Task: In this exercise, copy exactly the lines from the one that contains "Give me a plain-text" through the end of the entries below; pictures are not copied.

Record extracts:
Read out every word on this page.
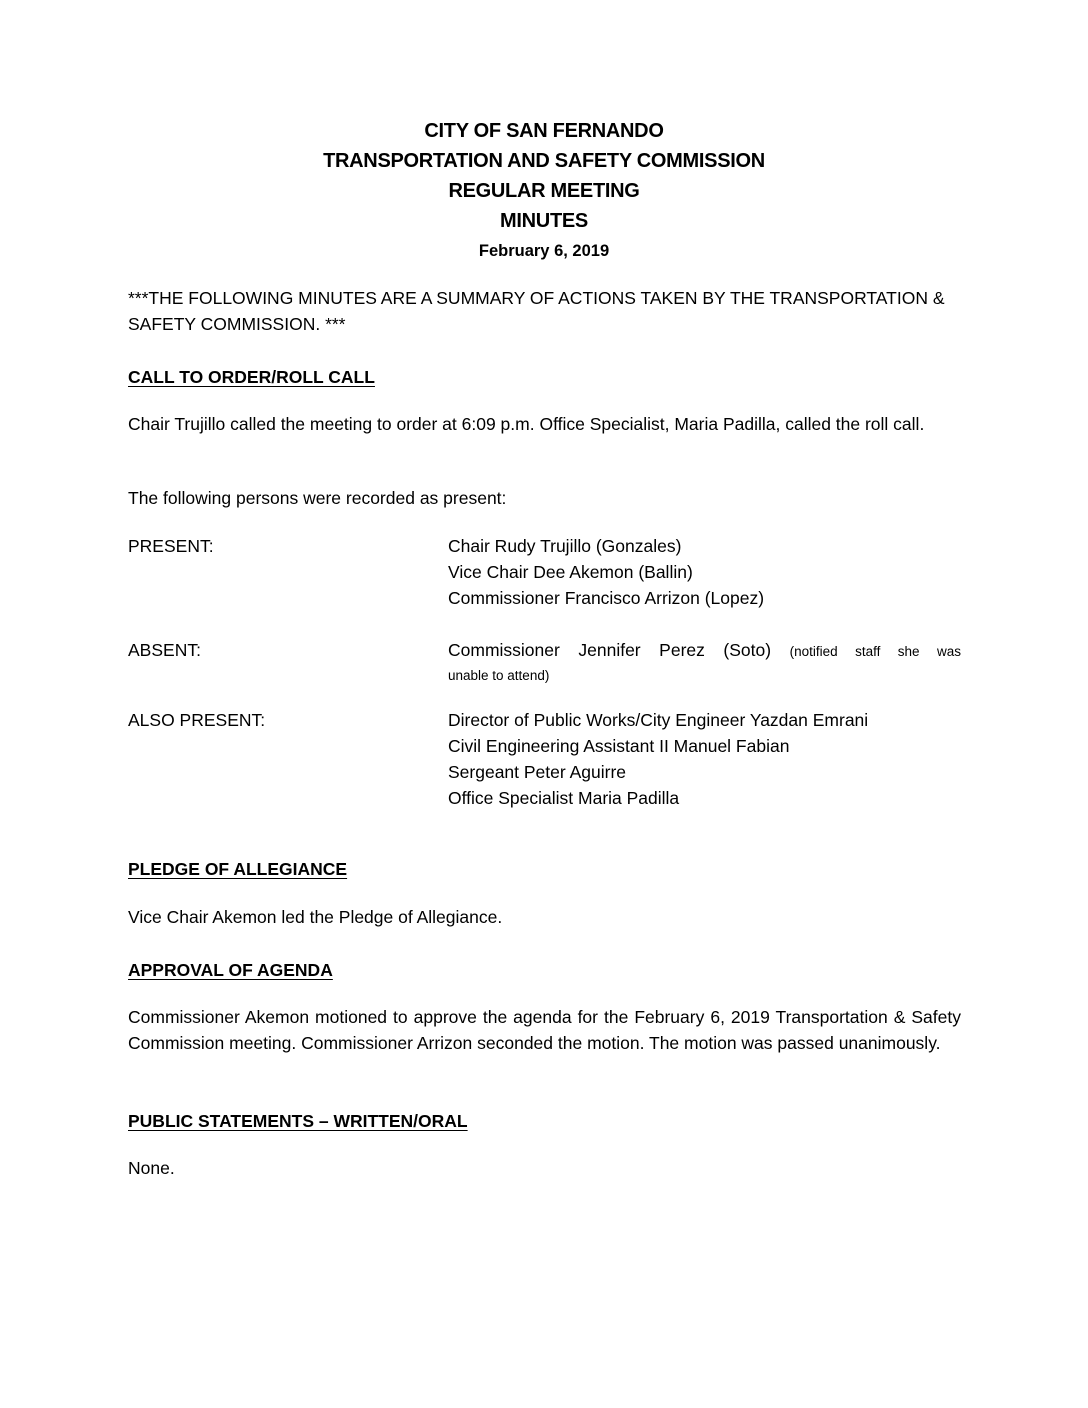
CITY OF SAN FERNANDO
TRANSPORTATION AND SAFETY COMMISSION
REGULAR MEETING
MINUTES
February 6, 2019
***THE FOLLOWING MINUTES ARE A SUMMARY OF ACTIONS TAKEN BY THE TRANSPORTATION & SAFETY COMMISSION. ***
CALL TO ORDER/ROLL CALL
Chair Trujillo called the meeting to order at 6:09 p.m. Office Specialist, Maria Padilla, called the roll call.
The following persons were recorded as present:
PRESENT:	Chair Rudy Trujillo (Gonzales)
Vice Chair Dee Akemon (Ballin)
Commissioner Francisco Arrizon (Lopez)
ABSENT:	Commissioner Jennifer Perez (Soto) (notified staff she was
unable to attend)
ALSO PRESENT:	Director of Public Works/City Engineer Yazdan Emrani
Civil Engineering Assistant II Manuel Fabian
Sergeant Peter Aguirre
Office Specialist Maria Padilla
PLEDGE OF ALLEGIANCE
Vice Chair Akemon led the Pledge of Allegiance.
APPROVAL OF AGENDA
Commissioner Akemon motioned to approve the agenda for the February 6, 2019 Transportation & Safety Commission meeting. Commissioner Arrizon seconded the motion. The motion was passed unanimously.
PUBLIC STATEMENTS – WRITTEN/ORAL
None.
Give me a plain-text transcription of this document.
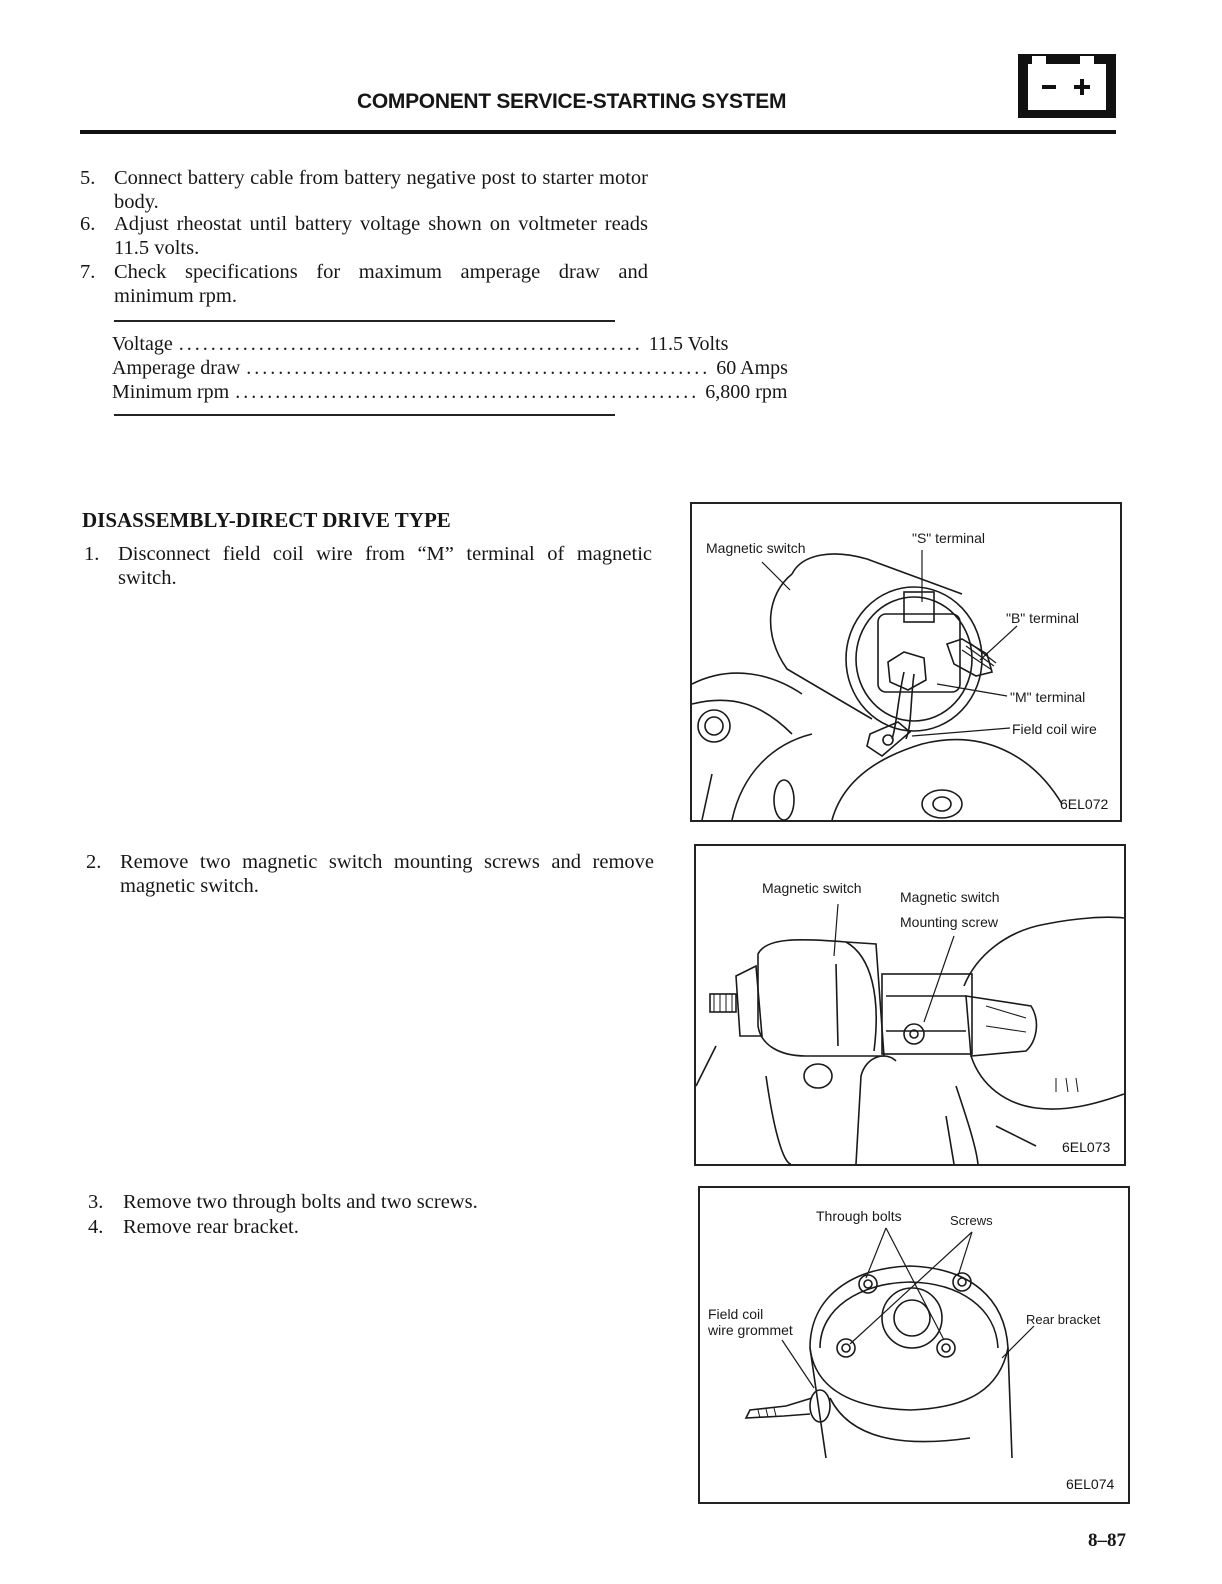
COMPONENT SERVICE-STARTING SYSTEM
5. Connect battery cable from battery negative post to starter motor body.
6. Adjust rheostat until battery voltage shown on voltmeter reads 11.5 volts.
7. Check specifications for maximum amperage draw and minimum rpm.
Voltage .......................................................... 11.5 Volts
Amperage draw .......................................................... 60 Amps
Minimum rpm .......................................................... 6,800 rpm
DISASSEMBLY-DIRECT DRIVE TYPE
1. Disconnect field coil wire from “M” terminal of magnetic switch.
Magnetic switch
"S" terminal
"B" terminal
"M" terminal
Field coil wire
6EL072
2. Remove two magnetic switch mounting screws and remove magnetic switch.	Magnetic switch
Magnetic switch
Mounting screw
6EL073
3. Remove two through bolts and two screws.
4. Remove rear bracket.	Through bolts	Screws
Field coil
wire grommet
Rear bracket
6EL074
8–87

Exercise answer:
Give me a plain-text transcription of this document.
COMPONENT SERVICE-STARTING SYSTEM
5. Connect battery cable from battery negative post to starter motor body.
6. Adjust rheostat until battery voltage shown on voltmeter reads 11.5 volts.
7. Check specifications for maximum amperage draw and minimum rpm.
Voltage .......................................................... 11.5 Volts
Amperage draw .......................................................... 60 Amps
Minimum rpm .......................................................... 6,800 rpm
DISASSEMBLY-DIRECT DRIVE TYPE
1. Disconnect field coil wire from “M” terminal of magnetic switch.
Magnetic switch
"S" terminal
"B" terminal
"M" terminal
Field coil wire
6EL072
2. Remove two magnetic switch mounting screws and remove magnetic switch.	Magnetic switch
Magnetic switch
Mounting screw
6EL073
3. Remove two through bolts and two screws.
4. Remove rear bracket.	Through bolts	Screws
Field coil
wire grommet
Rear bracket
6EL074
8–87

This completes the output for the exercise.